╭─ Dataset records
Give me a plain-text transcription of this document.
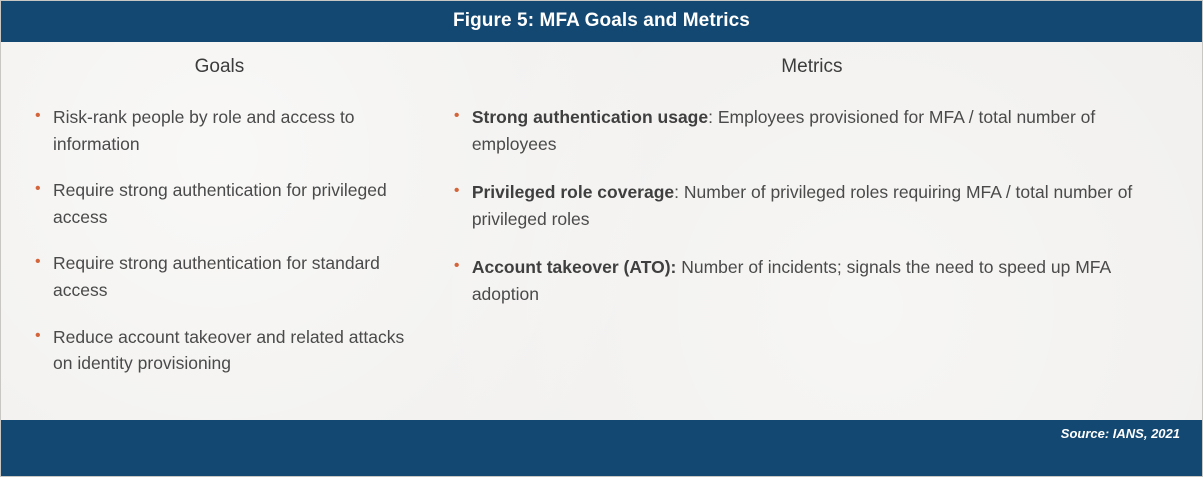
Figure 5: MFA Goals and Metrics
Goals
• Risk-rank people by role and access to information
• Require strong authentication for privileged access
• Require strong authentication for standard access
• Reduce account takeover and related attacks on identity provisioning
Metrics
• Strong authentication usage: Employees provisioned for MFA / total number of employees
• Privileged role coverage: Number of privileged roles requiring MFA / total number of privileged roles
• Account takeover (ATO): Number of incidents; signals the need to speed up MFA adoption
Source: IANS, 2021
╰─
▶ What you are asked to do
State how many lines in the records above contain the word "role", giving only the number.

▶ Answer below
2